Print the listing that follows, character for character.

#### Dataset content
------------------------------------------------------------

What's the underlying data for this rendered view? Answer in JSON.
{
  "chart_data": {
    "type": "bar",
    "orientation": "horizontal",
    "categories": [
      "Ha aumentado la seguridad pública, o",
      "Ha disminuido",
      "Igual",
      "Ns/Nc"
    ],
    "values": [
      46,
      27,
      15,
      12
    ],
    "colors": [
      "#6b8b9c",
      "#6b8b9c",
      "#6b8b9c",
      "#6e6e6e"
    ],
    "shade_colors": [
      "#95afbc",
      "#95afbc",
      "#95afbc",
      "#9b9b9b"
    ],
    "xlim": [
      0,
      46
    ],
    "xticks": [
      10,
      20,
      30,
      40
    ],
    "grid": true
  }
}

------------------------------------------------------------

#### Written solution
What's the underlying data for this rendered view? Answer in JSON.
{
  "chart_data": {
    "type": "bar",
    "orientation": "horizontal",
    "categories": [
      "Ha aumentado la seguridad pública, o",
      "Ha disminuido",
      "Igual",
      "Ns/Nc"
    ],
    "values": [
      46,
      27,
      15,
      12
    ],
    "colors": [
      "#6b8b9c",
      "#6b8b9c",
      "#6b8b9c",
      "#6e6e6e"
    ],
    "shade_colors": [
      "#95afbc",
      "#95afbc",
      "#95afbc",
      "#9b9b9b"
    ],
    "xlim": [
      0,
      46
    ],
    "xticks": [
      10,
      20,
      30,
      40
    ],
    "grid": true
  }
}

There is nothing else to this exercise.